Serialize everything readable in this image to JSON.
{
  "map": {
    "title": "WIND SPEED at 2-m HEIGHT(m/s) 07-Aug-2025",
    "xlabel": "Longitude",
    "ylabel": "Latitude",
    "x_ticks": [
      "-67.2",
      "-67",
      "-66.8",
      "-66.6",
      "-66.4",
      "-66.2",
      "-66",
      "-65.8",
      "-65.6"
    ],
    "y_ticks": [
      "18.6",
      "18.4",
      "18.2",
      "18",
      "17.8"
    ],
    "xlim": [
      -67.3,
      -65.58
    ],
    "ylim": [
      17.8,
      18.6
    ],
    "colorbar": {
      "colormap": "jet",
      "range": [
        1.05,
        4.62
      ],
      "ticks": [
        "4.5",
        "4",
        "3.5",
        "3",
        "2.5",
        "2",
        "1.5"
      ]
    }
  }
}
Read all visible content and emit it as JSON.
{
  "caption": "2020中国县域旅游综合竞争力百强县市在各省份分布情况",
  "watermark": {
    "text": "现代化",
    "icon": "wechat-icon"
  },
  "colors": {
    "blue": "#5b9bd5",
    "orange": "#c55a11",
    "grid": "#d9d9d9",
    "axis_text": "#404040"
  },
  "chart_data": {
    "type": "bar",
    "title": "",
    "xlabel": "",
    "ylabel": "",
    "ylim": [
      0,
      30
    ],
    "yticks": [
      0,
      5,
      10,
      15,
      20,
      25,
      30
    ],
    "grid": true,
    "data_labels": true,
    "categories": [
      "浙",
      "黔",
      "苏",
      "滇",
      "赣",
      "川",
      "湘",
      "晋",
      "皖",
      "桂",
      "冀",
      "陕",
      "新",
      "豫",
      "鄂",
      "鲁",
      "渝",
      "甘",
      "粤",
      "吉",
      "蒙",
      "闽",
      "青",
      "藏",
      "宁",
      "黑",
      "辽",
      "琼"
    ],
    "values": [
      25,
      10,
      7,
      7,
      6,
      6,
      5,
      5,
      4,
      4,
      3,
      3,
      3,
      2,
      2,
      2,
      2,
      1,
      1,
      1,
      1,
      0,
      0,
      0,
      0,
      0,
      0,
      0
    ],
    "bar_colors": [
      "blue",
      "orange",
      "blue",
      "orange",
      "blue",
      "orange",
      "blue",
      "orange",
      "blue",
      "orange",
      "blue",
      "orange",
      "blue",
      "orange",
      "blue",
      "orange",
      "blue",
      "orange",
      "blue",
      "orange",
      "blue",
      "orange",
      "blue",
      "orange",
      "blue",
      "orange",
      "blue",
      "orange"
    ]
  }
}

Problem to solve: Show the lines of the data that hold the word "title".

Written solution:
    "title": "WIND SPEED at 2-m HEIGHT(m/s) 07-Aug-2025",
    "title": "",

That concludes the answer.